__What to work on__. Report every line below that holds the word "name".

-------- Dataset rows --------

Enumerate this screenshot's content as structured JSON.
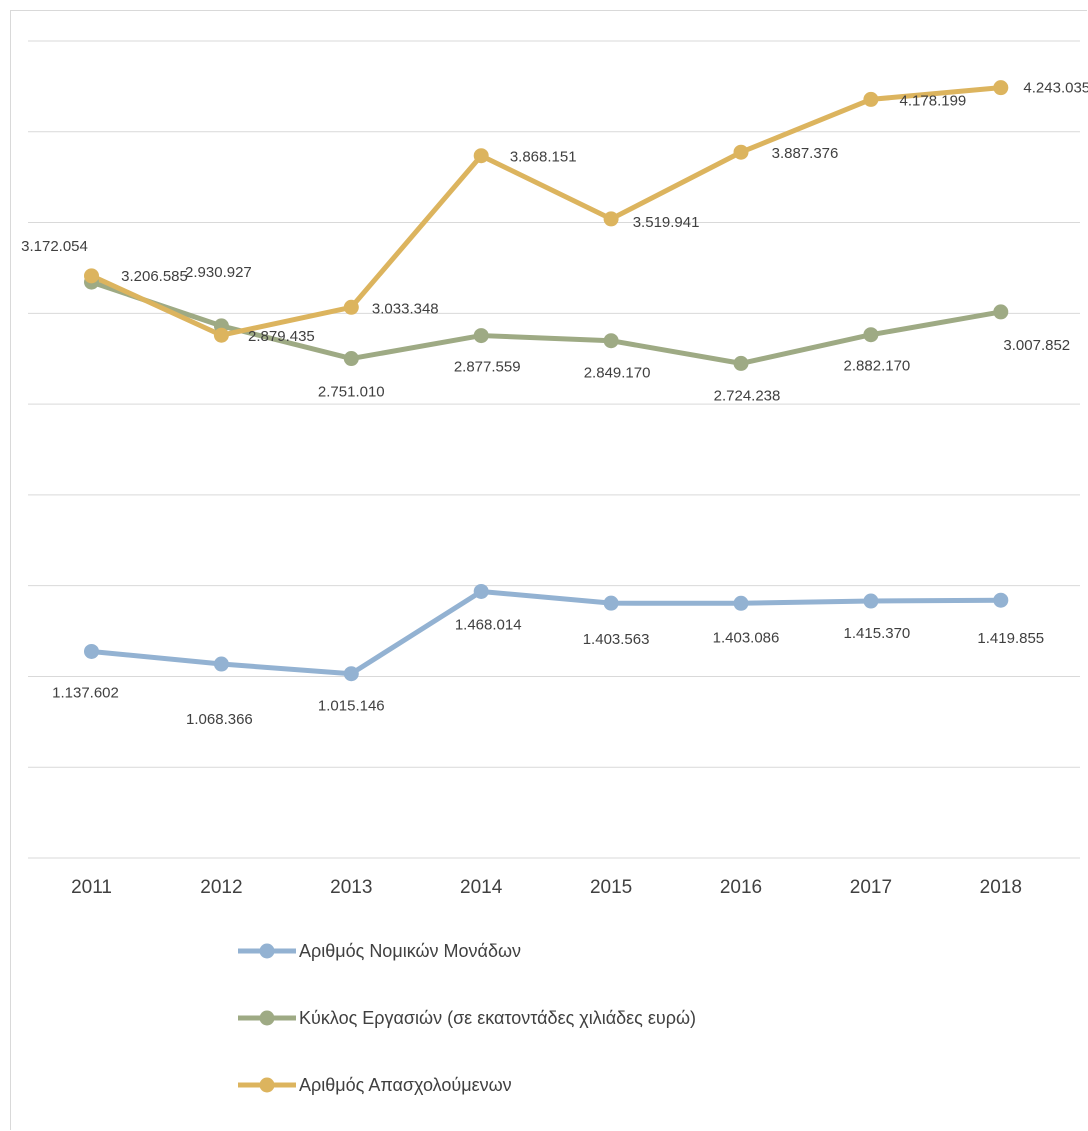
{
  "chart_data": {
    "type": "line",
    "title": "",
    "xlabel": "",
    "ylabel": "",
    "categories": [
      "2011",
      "2012",
      "2013",
      "2014",
      "2015",
      "2016",
      "2017",
      "2018"
    ],
    "grid": true,
    "legend_position": "bottom",
    "series": [
      {
        "name": "Αριθμός Νομικών Μονάδων",
        "color": "#93b2d2",
        "values": [
          1137602,
          1068366,
          1015146,
          1468014,
          1403563,
          1403086,
          1415370,
          1419855
        ],
        "labels": [
          "1.137.602",
          "1.068.366",
          "1.015.146",
          "1.468.014",
          "1.403.563",
          "1.403.086",
          "1.415.370",
          "1.419.855"
        ]
      },
      {
        "name": "Κύκλος Εργασιών (σε εκατοντάδες χιλιάδες ευρώ)",
        "color": "#9eaa84",
        "values": [
          3172054,
          2930927,
          2751010,
          2877559,
          2849170,
          2724238,
          2882170,
          3007852
        ],
        "labels": [
          "3.172.054",
          "2.930.927",
          "2.751.010",
          "2.877.559",
          "2.849.170",
          "2.724.238",
          "2.882.170",
          "3.007.852"
        ]
      },
      {
        "name": "Αριθμός Απασχολούμενων",
        "color": "#dcb45e",
        "values": [
          3206585,
          2879435,
          3033348,
          3868151,
          3519941,
          3887376,
          4178199,
          4243035
        ],
        "labels": [
          "3.206.585",
          "2.879.435",
          "3.033.348",
          "3.868.151",
          "3.519.941",
          "3.887.376",
          "4.178.199",
          "4.243.035"
        ]
      }
    ],
    "ylim": [
      0,
      4500000
    ]
  }
}
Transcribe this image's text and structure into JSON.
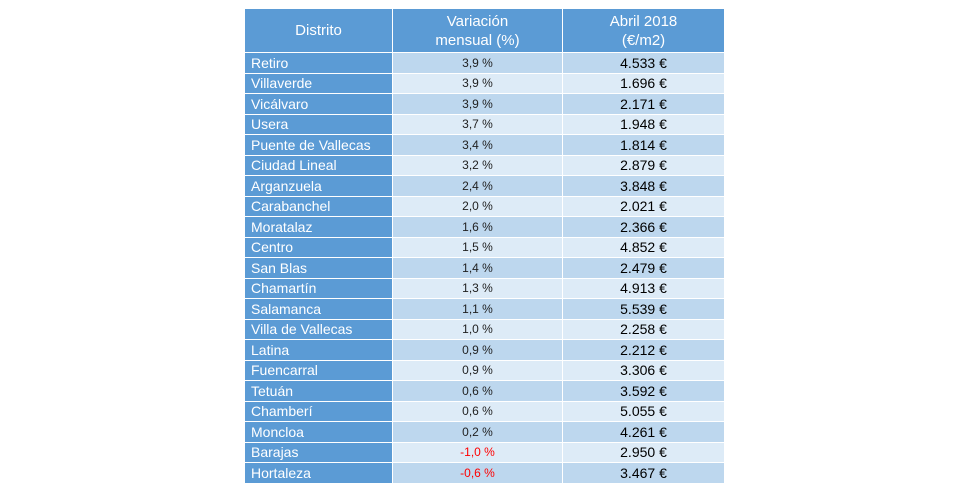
{
  "table": {
    "headers": {
      "district": "Distrito",
      "variation_line1": "Variación",
      "variation_line2": "mensual (%)",
      "price_line1": "Abril 2018",
      "price_line2": "(€/m2)"
    },
    "rows": [
      {
        "district": "Retiro",
        "variation": "3,9 %",
        "price": "4.533 €"
      },
      {
        "district": "Villaverde",
        "variation": "3,9 %",
        "price": "1.696 €"
      },
      {
        "district": "Vicálvaro",
        "variation": "3,9 %",
        "price": "2.171 €"
      },
      {
        "district": "Usera",
        "variation": "3,7 %",
        "price": "1.948 €"
      },
      {
        "district": "Puente de Vallecas",
        "variation": "3,4 %",
        "price": "1.814 €"
      },
      {
        "district": "Ciudad Lineal",
        "variation": "3,2 %",
        "price": "2.879 €"
      },
      {
        "district": "Arganzuela",
        "variation": "2,4 %",
        "price": "3.848 €"
      },
      {
        "district": "Carabanchel",
        "variation": "2,0 %",
        "price": "2.021 €"
      },
      {
        "district": "Moratalaz",
        "variation": "1,6 %",
        "price": "2.366 €"
      },
      {
        "district": "Centro",
        "variation": "1,5 %",
        "price": "4.852 €"
      },
      {
        "district": "San Blas",
        "variation": "1,4 %",
        "price": "2.479 €"
      },
      {
        "district": "Chamartín",
        "variation": "1,3 %",
        "price": "4.913 €"
      },
      {
        "district": "Salamanca",
        "variation": "1,1 %",
        "price": "5.539 €"
      },
      {
        "district": "Villa de Vallecas",
        "variation": "1,0 %",
        "price": "2.258 €"
      },
      {
        "district": "Latina",
        "variation": "0,9 %",
        "price": "2.212 €"
      },
      {
        "district": "Fuencarral",
        "variation": "0,9 %",
        "price": "3.306 €"
      },
      {
        "district": "Tetuán",
        "variation": "0,6 %",
        "price": "3.592 €"
      },
      {
        "district": "Chamberí",
        "variation": "0,6 %",
        "price": "5.055 €"
      },
      {
        "district": "Moncloa",
        "variation": "0,2 %",
        "price": "4.261 €"
      },
      {
        "district": "Barajas",
        "variation": "-1,0 %",
        "price": "2.950 €",
        "negative": true
      },
      {
        "district": "Hortaleza",
        "variation": "-0,6 %",
        "price": "3.467 €",
        "negative": true
      }
    ]
  },
  "colors": {
    "header_bg": "#5b9bd5",
    "row_dark": "#bdd7ee",
    "row_light": "#ddebf7",
    "negative": "#ff0000"
  }
}
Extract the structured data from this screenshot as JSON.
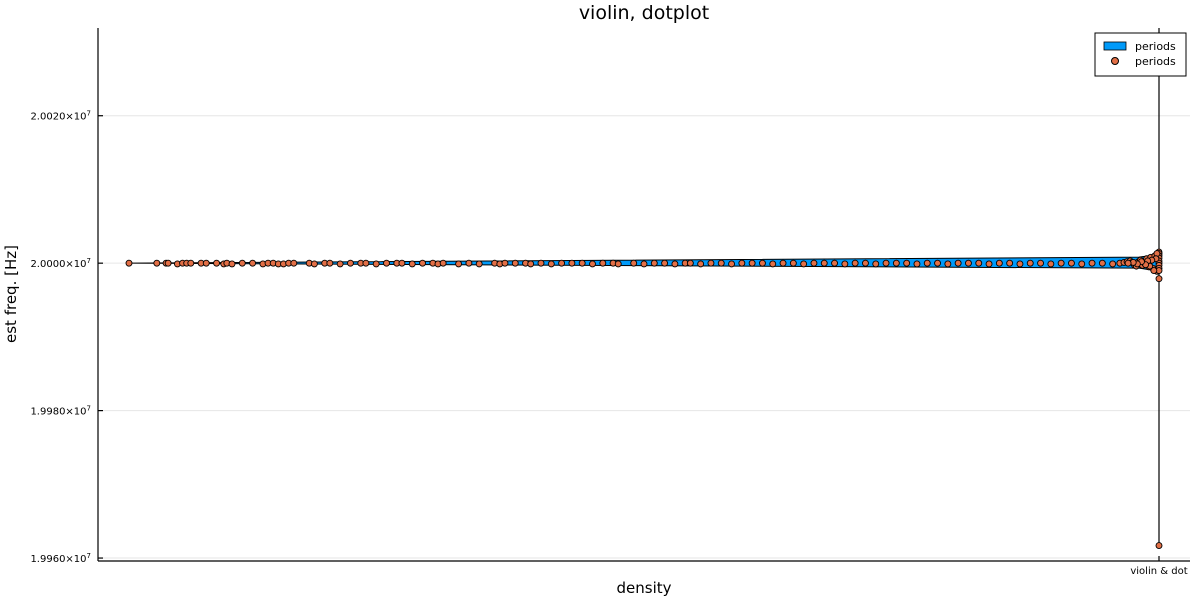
{
  "chart_data": {
    "type": "scatter",
    "title": "violin, dotplot",
    "xlabel": "density",
    "ylabel": "est freq. [Hz]",
    "x_categories": [
      "violin & dot"
    ],
    "yticks": [
      {
        "value": 19960000,
        "label_base": "1.9960×10",
        "label_exp": "7"
      },
      {
        "value": 19980000,
        "label_base": "1.9980×10",
        "label_exp": "7"
      },
      {
        "value": 20000000,
        "label_base": "2.0000×10",
        "label_exp": "7"
      },
      {
        "value": 20020000,
        "label_base": "2.0020×10",
        "label_exp": "7"
      }
    ],
    "ylim": [
      19959600,
      20031900
    ],
    "grid": true,
    "legend": {
      "placement": "top-right",
      "entries": [
        {
          "label": "periods",
          "marker": "bar",
          "color": "#009af9"
        },
        {
          "label": "periods",
          "marker": "circle",
          "color": "#e26f46"
        }
      ]
    },
    "series": [
      {
        "kind": "violin",
        "color": "#009af9",
        "outline": "#000000",
        "y_range": [
          19961700,
          20031900
        ],
        "peak_y": 20000000,
        "density_extent": 1.0
      },
      {
        "kind": "dotplot",
        "color": "#e26f46",
        "outline": "#000000",
        "points": [
          [
            0.0,
            20000000
          ],
          [
            0.027,
            20000000
          ],
          [
            0.036,
            20000000
          ],
          [
            0.038,
            20000000
          ],
          [
            0.047,
            19999900
          ],
          [
            0.052,
            20000000
          ],
          [
            0.056,
            20000000
          ],
          [
            0.06,
            20000000
          ],
          [
            0.07,
            20000000
          ],
          [
            0.075,
            20000000
          ],
          [
            0.085,
            20000000
          ],
          [
            0.092,
            19999900
          ],
          [
            0.095,
            20000000
          ],
          [
            0.1,
            19999900
          ],
          [
            0.11,
            20000000
          ],
          [
            0.12,
            20000000
          ],
          [
            0.13,
            19999900
          ],
          [
            0.135,
            20000000
          ],
          [
            0.14,
            20000000
          ],
          [
            0.145,
            19999900
          ],
          [
            0.15,
            19999900
          ],
          [
            0.155,
            20000000
          ],
          [
            0.16,
            20000000
          ],
          [
            0.175,
            20000000
          ],
          [
            0.18,
            19999900
          ],
          [
            0.19,
            20000000
          ],
          [
            0.195,
            20000000
          ],
          [
            0.205,
            19999900
          ],
          [
            0.215,
            20000000
          ],
          [
            0.225,
            20000000
          ],
          [
            0.23,
            20000000
          ],
          [
            0.24,
            19999900
          ],
          [
            0.25,
            20000000
          ],
          [
            0.26,
            20000000
          ],
          [
            0.265,
            20000000
          ],
          [
            0.275,
            19999900
          ],
          [
            0.285,
            20000000
          ],
          [
            0.295,
            20000000
          ],
          [
            0.3,
            19999900
          ],
          [
            0.305,
            20000000
          ],
          [
            0.32,
            19999900
          ],
          [
            0.33,
            20000000
          ],
          [
            0.34,
            19999900
          ],
          [
            0.355,
            20000000
          ],
          [
            0.36,
            19999900
          ],
          [
            0.365,
            20000000
          ],
          [
            0.375,
            20000000
          ],
          [
            0.385,
            20000000
          ],
          [
            0.39,
            19999900
          ],
          [
            0.4,
            20000000
          ],
          [
            0.41,
            19999900
          ],
          [
            0.42,
            20000000
          ],
          [
            0.43,
            20000000
          ],
          [
            0.44,
            20000000
          ],
          [
            0.45,
            19999900
          ],
          [
            0.46,
            20000000
          ],
          [
            0.47,
            20000000
          ],
          [
            0.475,
            19999900
          ],
          [
            0.49,
            20000000
          ],
          [
            0.5,
            19999900
          ],
          [
            0.51,
            20000000
          ],
          [
            0.52,
            20000000
          ],
          [
            0.53,
            19999900
          ],
          [
            0.54,
            20000000
          ],
          [
            0.545,
            20000000
          ],
          [
            0.555,
            19999900
          ],
          [
            0.565,
            20000000
          ],
          [
            0.575,
            20000000
          ],
          [
            0.585,
            19999900
          ],
          [
            0.595,
            20000000
          ],
          [
            0.605,
            20000000
          ],
          [
            0.615,
            20000000
          ],
          [
            0.625,
            19999900
          ],
          [
            0.635,
            20000000
          ],
          [
            0.645,
            20000000
          ],
          [
            0.655,
            19999900
          ],
          [
            0.665,
            20000000
          ],
          [
            0.675,
            20000000
          ],
          [
            0.685,
            20000000
          ],
          [
            0.695,
            19999900
          ],
          [
            0.705,
            20000000
          ],
          [
            0.715,
            20000000
          ],
          [
            0.725,
            19999900
          ],
          [
            0.735,
            20000000
          ],
          [
            0.745,
            20000000
          ],
          [
            0.755,
            20000000
          ],
          [
            0.765,
            19999900
          ],
          [
            0.775,
            20000000
          ],
          [
            0.785,
            20000000
          ],
          [
            0.795,
            19999900
          ],
          [
            0.805,
            20000000
          ],
          [
            0.815,
            20000000
          ],
          [
            0.825,
            20000000
          ],
          [
            0.835,
            19999900
          ],
          [
            0.845,
            20000000
          ],
          [
            0.855,
            20000000
          ],
          [
            0.865,
            19999900
          ],
          [
            0.875,
            20000000
          ],
          [
            0.885,
            20000000
          ],
          [
            0.895,
            19999900
          ],
          [
            0.905,
            20000000
          ],
          [
            0.915,
            20000000
          ],
          [
            0.925,
            19999900
          ],
          [
            0.935,
            20000000
          ],
          [
            0.945,
            20000000
          ],
          [
            0.955,
            19999900
          ],
          [
            0.962,
            20000000
          ],
          [
            0.966,
            20000100
          ],
          [
            0.969,
            20000200
          ],
          [
            0.972,
            20000300
          ],
          [
            0.974,
            20000100
          ],
          [
            0.976,
            19999800
          ],
          [
            0.978,
            19999600
          ],
          [
            0.98,
            20000200
          ],
          [
            0.982,
            20000400
          ],
          [
            0.984,
            19999700
          ],
          [
            0.986,
            20000000
          ],
          [
            0.988,
            20000600
          ],
          [
            0.99,
            19999500
          ],
          [
            0.992,
            20000800
          ],
          [
            0.994,
            19999300
          ],
          [
            0.996,
            20001000
          ],
          [
            0.998,
            19998900
          ],
          [
            1.0,
            20001500
          ],
          [
            1.0,
            20001300
          ],
          [
            1.0,
            20001000
          ],
          [
            1.0,
            20000700
          ],
          [
            1.0,
            20000300
          ],
          [
            1.0,
            20000000
          ],
          [
            1.0,
            19999700
          ],
          [
            1.0,
            19999300
          ],
          [
            1.0,
            19999000
          ],
          [
            1.0,
            19997900
          ],
          [
            1.0,
            19961700
          ],
          [
            0.998,
            20001300
          ],
          [
            0.997,
            20000600
          ],
          [
            0.995,
            19999000
          ],
          [
            0.993,
            20000400
          ],
          [
            0.991,
            19999600
          ],
          [
            0.989,
            20000300
          ],
          [
            0.987,
            19999800
          ],
          [
            0.983,
            20000200
          ],
          [
            0.979,
            19999900
          ],
          [
            0.975,
            20000100
          ],
          [
            0.97,
            20000000
          ]
        ]
      }
    ]
  }
}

--------

__The response__.
        "name": "Αριθμός Νομικών Μονάδων",
        "name": "Κύκλος Εργασιών (σε εκατοντάδες χιλιάδες ευρώ)",
        "name": "Αριθμός Απασχολούμενων",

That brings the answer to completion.